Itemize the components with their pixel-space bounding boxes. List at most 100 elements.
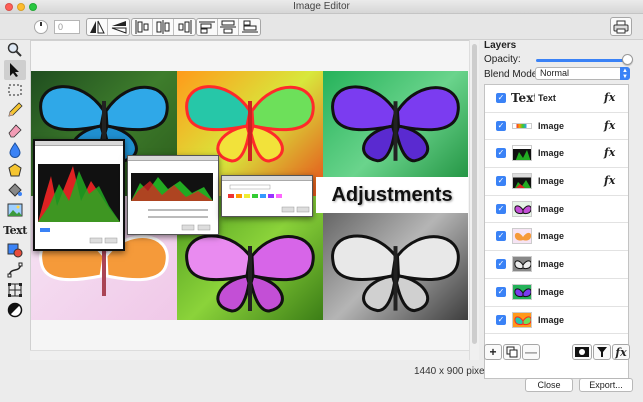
tile-grayscale — [323, 196, 468, 320]
adjust-tool[interactable] — [4, 300, 26, 320]
canvas-horizontal-scrollbar[interactable] — [30, 350, 469, 360]
align-right-icon — [178, 20, 191, 34]
layer-thumbnail: Text — [511, 91, 535, 105]
layer-visibility-checkbox[interactable]: ✓ — [496, 286, 506, 297]
layer-row[interactable]: ✓ Image fx — [485, 168, 628, 196]
text-tool[interactable]: Text — [3, 220, 27, 240]
layer-row[interactable]: ✓ Image — [485, 223, 628, 252]
paint-bucket-tool[interactable] — [4, 180, 26, 200]
funnel-icon — [597, 347, 607, 357]
layer-visibility-checkbox[interactable]: ✓ — [496, 203, 506, 214]
levels-window-screenshot — [127, 155, 219, 235]
align-right-button[interactable] — [174, 19, 195, 35]
plus-icon: + — [489, 345, 497, 359]
align-top-button[interactable] — [197, 19, 218, 35]
add-layer-button[interactable]: + — [484, 344, 502, 360]
layer-visibility-checkbox[interactable]: ✓ — [496, 120, 506, 131]
layer-visibility-checkbox[interactable]: ✓ — [496, 148, 506, 159]
paint-bucket-icon — [8, 183, 22, 197]
layer-effects-button[interactable]: fx — [604, 119, 615, 132]
flip-vertical-button[interactable] — [108, 19, 129, 35]
layer-row[interactable]: ✓ Text Text fx — [485, 85, 628, 113]
layer-label: Image — [538, 231, 565, 242]
transform-grid-icon — [8, 283, 22, 297]
eraser-tool[interactable] — [4, 120, 26, 140]
histogram-graph — [38, 164, 120, 244]
flip-horizontal-button[interactable] — [87, 19, 108, 35]
flip-group — [86, 18, 130, 36]
polygon-icon — [8, 163, 22, 177]
align-center-button[interactable] — [153, 19, 174, 35]
layer-effects-button[interactable]: fx — [604, 174, 615, 187]
canvas-vertical-scrollbar[interactable] — [469, 40, 479, 360]
picture-icon — [7, 203, 23, 217]
opacity-slider-knob[interactable] — [622, 54, 633, 65]
opacity-slider[interactable] — [536, 59, 628, 62]
layers-heading: Layers — [484, 40, 517, 51]
layer-thumbnail — [512, 145, 532, 162]
layer-mask-button[interactable] — [572, 344, 592, 360]
align-bottom-icon — [241, 20, 258, 33]
adjustments-text-layer[interactable]: Adjustments — [316, 177, 468, 213]
layer-row[interactable]: ✓ Image — [485, 196, 628, 224]
layer-row[interactable]: ✓ Image fx — [485, 140, 628, 169]
blend-mode-select[interactable]: Normal ▲ ▼ — [535, 67, 630, 80]
drop-icon — [9, 142, 21, 158]
layer-effects-button[interactable]: fx — [604, 146, 615, 159]
layer-visibility-checkbox[interactable]: ✓ — [496, 93, 506, 103]
transform-tool[interactable] — [4, 280, 26, 300]
polygon-tool[interactable] — [4, 160, 26, 180]
layer-visibility-checkbox[interactable]: ✓ — [496, 231, 506, 242]
layer-label: Image — [538, 120, 565, 131]
layer-row[interactable]: ✓ Image — [485, 307, 628, 335]
image-tool[interactable] — [4, 200, 26, 220]
layer-thumbnail — [512, 173, 532, 190]
eraser-icon — [8, 124, 22, 138]
shape-tool[interactable] — [4, 240, 26, 260]
layer-thumbnail — [512, 122, 532, 129]
pencil-icon — [8, 102, 23, 117]
contrast-icon — [7, 302, 23, 318]
align-middle-button[interactable] — [218, 19, 239, 35]
layer-thumbnail — [512, 311, 532, 328]
fill-tool[interactable] — [4, 140, 26, 160]
pencil-tool[interactable] — [4, 100, 26, 120]
layer-filter-button[interactable] — [593, 344, 611, 360]
shapes-icon — [7, 243, 23, 258]
layer-visibility-checkbox[interactable]: ✓ — [496, 314, 506, 325]
print-button[interactable] — [610, 17, 632, 36]
layer-row[interactable]: ✓ Image — [485, 279, 628, 307]
export-button[interactable]: Export... — [579, 378, 633, 392]
layer-row[interactable]: ✓ Image fx — [485, 113, 628, 141]
rotation-input[interactable]: 0 — [54, 20, 80, 34]
close-button[interactable]: Close — [525, 378, 573, 392]
align-left-icon — [135, 20, 149, 34]
align-middle-icon — [220, 20, 236, 34]
align-top-icon — [199, 21, 215, 34]
image-dimensions-label: 1440 x 900 pixels — [414, 366, 492, 377]
curve-tool[interactable] — [4, 260, 26, 280]
layer-visibility-checkbox[interactable]: ✓ — [496, 259, 506, 270]
layer-list[interactable]: ✓ Text Text fx ✓ Image fx ✓ Image fx ✓ I… — [484, 84, 629, 379]
layer-label: Image — [538, 176, 565, 187]
duplicate-layer-button[interactable] — [503, 344, 521, 360]
toolbar: 0 — [0, 14, 643, 40]
layer-label: Image — [538, 148, 565, 159]
layer-visibility-checkbox[interactable]: ✓ — [496, 176, 506, 187]
select-tool[interactable] — [4, 60, 26, 80]
layer-effects-button[interactable]: fx — [604, 91, 615, 104]
align-center-icon — [156, 20, 170, 34]
bezier-curve-icon — [7, 262, 23, 278]
layers-panel: Layers Opacity: Blend Mode: Normal ▲ ▼ ✓ … — [480, 40, 643, 379]
align-left-button[interactable] — [132, 19, 153, 35]
marquee-tool[interactable] — [4, 80, 26, 100]
delete-layer-button[interactable]: — — [522, 344, 540, 360]
align-bottom-button[interactable] — [239, 19, 260, 35]
rotation-dial[interactable] — [34, 20, 48, 34]
layer-fx-button[interactable]: fx — [612, 344, 630, 360]
layer-row[interactable]: ✓ Image — [485, 251, 628, 279]
vertical-scroll-thumb[interactable] — [472, 44, 477, 344]
layer-label: Image — [538, 314, 565, 325]
layer-thumbnail — [512, 283, 532, 300]
zoom-tool[interactable] — [4, 40, 26, 60]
# # # #
AIM OF THE TASK
Copy out the rows above without any change, from the line containing "tile-grayscale — [323, 196, 468, 320]" through the line containing "levels-window-screenshot — [127, 155, 219, 235]", including both of those lines.

EXPECTED ANSWER
tile-grayscale — [323, 196, 468, 320]
adjust-tool[interactable] — [4, 300, 26, 320]
canvas-horizontal-scrollbar[interactable] — [30, 350, 469, 360]
align-right-icon — [178, 20, 191, 34]
layer-thumbnail: Text — [511, 91, 535, 105]
layer-visibility-checkbox[interactable]: ✓ — [496, 286, 506, 297]
layer-row[interactable]: ✓ Image fx — [485, 168, 628, 196]
text-tool[interactable]: Text — [3, 220, 27, 240]
layer-row[interactable]: ✓ Image — [485, 223, 628, 252]
paint-bucket-tool[interactable] — [4, 180, 26, 200]
funnel-icon — [597, 347, 607, 357]
layer-visibility-checkbox[interactable]: ✓ — [496, 203, 506, 214]
levels-window-screenshot — [127, 155, 219, 235]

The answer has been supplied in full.